- _AIM OF THE TASK_:
Reproduce every line of the records below word for word, leaving out the pictures.

- _PROVIDED DATA_:

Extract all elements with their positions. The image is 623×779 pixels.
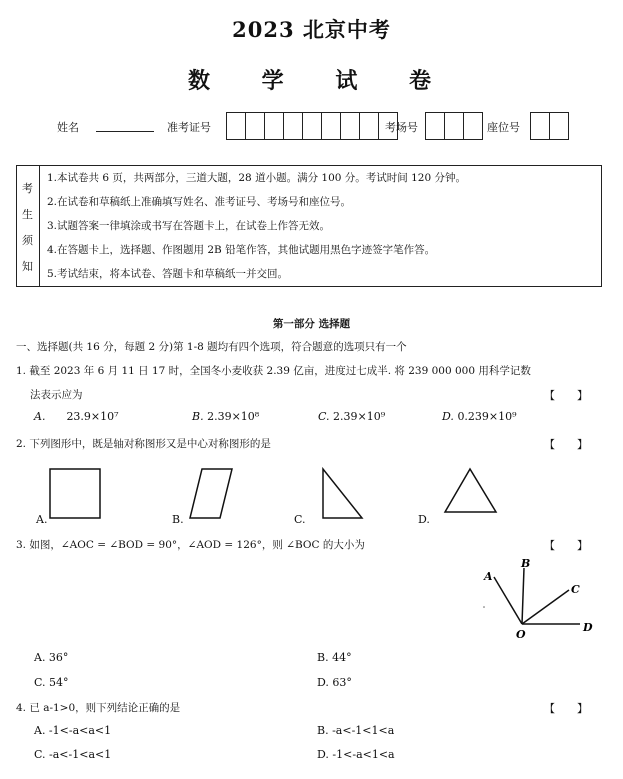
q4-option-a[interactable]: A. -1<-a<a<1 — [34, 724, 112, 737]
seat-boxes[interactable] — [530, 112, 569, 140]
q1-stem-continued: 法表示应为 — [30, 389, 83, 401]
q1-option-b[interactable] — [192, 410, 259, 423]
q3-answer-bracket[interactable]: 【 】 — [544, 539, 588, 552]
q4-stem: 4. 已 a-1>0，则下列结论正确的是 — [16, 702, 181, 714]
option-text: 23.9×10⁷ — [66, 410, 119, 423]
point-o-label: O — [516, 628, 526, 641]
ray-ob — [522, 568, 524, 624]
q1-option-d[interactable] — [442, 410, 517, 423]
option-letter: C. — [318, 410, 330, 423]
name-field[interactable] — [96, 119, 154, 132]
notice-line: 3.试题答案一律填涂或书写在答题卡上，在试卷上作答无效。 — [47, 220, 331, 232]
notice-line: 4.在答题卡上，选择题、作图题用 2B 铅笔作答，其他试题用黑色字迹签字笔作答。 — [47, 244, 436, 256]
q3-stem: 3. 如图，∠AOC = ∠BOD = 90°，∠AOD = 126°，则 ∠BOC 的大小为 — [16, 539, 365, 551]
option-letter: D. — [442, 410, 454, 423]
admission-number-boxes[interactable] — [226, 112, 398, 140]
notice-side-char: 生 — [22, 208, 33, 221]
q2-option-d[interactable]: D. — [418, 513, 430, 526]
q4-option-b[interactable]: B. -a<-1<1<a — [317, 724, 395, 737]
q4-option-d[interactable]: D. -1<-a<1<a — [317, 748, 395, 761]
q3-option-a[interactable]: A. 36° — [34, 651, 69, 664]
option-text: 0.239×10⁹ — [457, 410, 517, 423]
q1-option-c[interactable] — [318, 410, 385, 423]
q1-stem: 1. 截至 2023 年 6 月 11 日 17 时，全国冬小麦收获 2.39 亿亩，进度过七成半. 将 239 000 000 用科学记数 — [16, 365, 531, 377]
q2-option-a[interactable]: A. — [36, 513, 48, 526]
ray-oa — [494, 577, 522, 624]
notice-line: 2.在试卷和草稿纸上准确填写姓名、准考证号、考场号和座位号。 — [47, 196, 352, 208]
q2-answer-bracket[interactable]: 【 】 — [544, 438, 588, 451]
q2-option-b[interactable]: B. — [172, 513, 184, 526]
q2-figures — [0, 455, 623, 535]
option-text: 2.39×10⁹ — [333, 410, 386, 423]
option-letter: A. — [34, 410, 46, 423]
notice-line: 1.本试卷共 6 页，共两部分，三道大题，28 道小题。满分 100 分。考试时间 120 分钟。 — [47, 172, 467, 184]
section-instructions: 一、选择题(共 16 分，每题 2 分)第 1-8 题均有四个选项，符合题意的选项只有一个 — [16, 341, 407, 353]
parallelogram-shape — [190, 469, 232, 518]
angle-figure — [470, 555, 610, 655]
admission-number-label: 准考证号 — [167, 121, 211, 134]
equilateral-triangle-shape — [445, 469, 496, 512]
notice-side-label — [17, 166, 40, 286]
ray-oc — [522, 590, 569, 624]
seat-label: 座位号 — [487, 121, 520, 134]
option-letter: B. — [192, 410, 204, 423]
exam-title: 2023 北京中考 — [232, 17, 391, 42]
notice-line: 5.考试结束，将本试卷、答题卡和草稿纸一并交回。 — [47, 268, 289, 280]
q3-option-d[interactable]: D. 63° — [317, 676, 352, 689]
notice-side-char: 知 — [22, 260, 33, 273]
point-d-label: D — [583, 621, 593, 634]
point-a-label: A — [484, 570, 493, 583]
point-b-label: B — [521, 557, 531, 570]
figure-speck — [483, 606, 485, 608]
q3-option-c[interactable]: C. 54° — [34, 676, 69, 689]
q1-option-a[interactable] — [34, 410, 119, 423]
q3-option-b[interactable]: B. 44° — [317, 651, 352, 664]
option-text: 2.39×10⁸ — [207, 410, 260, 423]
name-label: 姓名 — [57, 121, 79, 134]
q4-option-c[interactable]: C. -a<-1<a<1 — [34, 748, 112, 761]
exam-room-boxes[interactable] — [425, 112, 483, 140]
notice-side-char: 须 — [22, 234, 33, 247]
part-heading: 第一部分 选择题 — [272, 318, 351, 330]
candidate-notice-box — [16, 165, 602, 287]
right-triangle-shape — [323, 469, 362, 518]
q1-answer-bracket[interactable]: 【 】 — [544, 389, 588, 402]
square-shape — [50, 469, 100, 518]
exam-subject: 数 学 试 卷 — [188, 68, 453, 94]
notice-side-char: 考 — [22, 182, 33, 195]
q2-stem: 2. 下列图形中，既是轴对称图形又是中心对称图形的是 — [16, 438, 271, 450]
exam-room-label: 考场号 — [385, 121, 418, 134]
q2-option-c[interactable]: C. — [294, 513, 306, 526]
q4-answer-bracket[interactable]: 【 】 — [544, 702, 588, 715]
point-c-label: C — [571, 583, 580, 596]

- _SOLUTION TO THE PROBLEM_:
Extract all elements with their positions. The image is 623×779 pixels.
q4-option-a[interactable]: A. -1<-a<a<1 — [34, 724, 112, 737]
seat-boxes[interactable] — [530, 112, 569, 140]
q1-stem-continued: 法表示应为 — [30, 389, 83, 401]
q1-option-b[interactable] — [192, 410, 259, 423]
q3-answer-bracket[interactable]: 【 】 — [544, 539, 588, 552]
q4-stem: 4. 已 a-1>0，则下列结论正确的是 — [16, 702, 181, 714]
option-text: 23.9×10⁷ — [66, 410, 119, 423]
point-o-label: O — [516, 628, 526, 641]
ray-ob — [522, 568, 524, 624]
q1-option-d[interactable] — [442, 410, 517, 423]
option-letter: C. — [318, 410, 330, 423]
name-field[interactable] — [96, 119, 154, 132]
notice-line: 3.试题答案一律填涂或书写在答题卡上，在试卷上作答无效。 — [47, 220, 331, 232]
notice-line: 4.在答题卡上，选择题、作图题用 2B 铅笔作答，其他试题用黑色字迹签字笔作答。 — [47, 244, 436, 256]
q3-stem: 3. 如图，∠AOC = ∠BOD = 90°，∠AOD = 126°，则 ∠BOC 的大小为 — [16, 539, 365, 551]
option-letter: D. — [442, 410, 454, 423]
admission-number-boxes[interactable] — [226, 112, 398, 140]
notice-side-char: 生 — [22, 208, 33, 221]
q2-option-d[interactable]: D. — [418, 513, 430, 526]
q4-option-b[interactable]: B. -a<-1<1<a — [317, 724, 395, 737]
q4-option-d[interactable]: D. -1<-a<1<a — [317, 748, 395, 761]
q3-option-a[interactable]: A. 36° — [34, 651, 69, 664]
option-text: 0.239×10⁹ — [457, 410, 517, 423]
q1-option-c[interactable] — [318, 410, 385, 423]
q1-stem: 1. 截至 2023 年 6 月 11 日 17 时，全国冬小麦收获 2.39 亿亩，进度过七成半. 将 239 000 000 用科学记数 — [16, 365, 531, 377]
q2-option-a[interactable]: A. — [36, 513, 48, 526]
ray-oa — [494, 577, 522, 624]
notice-line: 2.在试卷和草稿纸上准确填写姓名、准考证号、考场号和座位号。 — [47, 196, 352, 208]
q2-answer-bracket[interactable]: 【 】 — [544, 438, 588, 451]
q2-option-b[interactable]: B. — [172, 513, 184, 526]
q2-figures — [0, 455, 623, 535]
option-text: 2.39×10⁹ — [333, 410, 386, 423]
option-letter: A. — [34, 410, 46, 423]
notice-line: 1.本试卷共 6 页，共两部分，三道大题，28 道小题。满分 100 分。考试时间 120 分钟。 — [47, 172, 467, 184]
section-instructions: 一、选择题(共 16 分，每题 2 分)第 1-8 题均有四个选项，符合题意的选项只有一个 — [16, 341, 407, 353]
parallelogram-shape — [190, 469, 232, 518]
angle-figure — [470, 555, 610, 655]
admission-number-label: 准考证号 — [167, 121, 211, 134]
equilateral-triangle-shape — [445, 469, 496, 512]
notice-side-label — [17, 166, 40, 286]
ray-oc — [522, 590, 569, 624]
seat-label: 座位号 — [487, 121, 520, 134]
option-letter: B. — [192, 410, 204, 423]
exam-title: 2023 北京中考 — [232, 17, 391, 42]
notice-line: 5.考试结束，将本试卷、答题卡和草稿纸一并交回。 — [47, 268, 289, 280]
q3-option-d[interactable]: D. 63° — [317, 676, 352, 689]
notice-side-char: 知 — [22, 260, 33, 273]
point-d-label: D — [583, 621, 593, 634]
point-a-label: A — [484, 570, 493, 583]
point-b-label: B — [521, 557, 531, 570]
figure-speck — [483, 606, 485, 608]
q3-option-c[interactable]: C. 54° — [34, 676, 69, 689]
q1-option-a[interactable] — [34, 410, 119, 423]
q3-option-b[interactable]: B. 44° — [317, 651, 352, 664]
option-text: 2.39×10⁸ — [207, 410, 260, 423]
name-label: 姓名 — [57, 121, 79, 134]
q4-option-c[interactable]: C. -a<-1<a<1 — [34, 748, 112, 761]
exam-room-boxes[interactable] — [425, 112, 483, 140]
notice-side-char: 须 — [22, 234, 33, 247]
part-heading: 第一部分 选择题 — [272, 318, 351, 330]
candidate-notice-box — [16, 165, 602, 287]
right-triangle-shape — [323, 469, 362, 518]
q1-answer-bracket[interactable]: 【 】 — [544, 389, 588, 402]
square-shape — [50, 469, 100, 518]
exam-subject: 数 学 试 卷 — [188, 68, 453, 94]
notice-side-char: 考 — [22, 182, 33, 195]
q2-stem: 2. 下列图形中，既是轴对称图形又是中心对称图形的是 — [16, 438, 271, 450]
exam-room-label: 考场号 — [385, 121, 418, 134]
q2-option-c[interactable]: C. — [294, 513, 306, 526]
q4-answer-bracket[interactable]: 【 】 — [544, 702, 588, 715]
point-c-label: C — [571, 583, 580, 596]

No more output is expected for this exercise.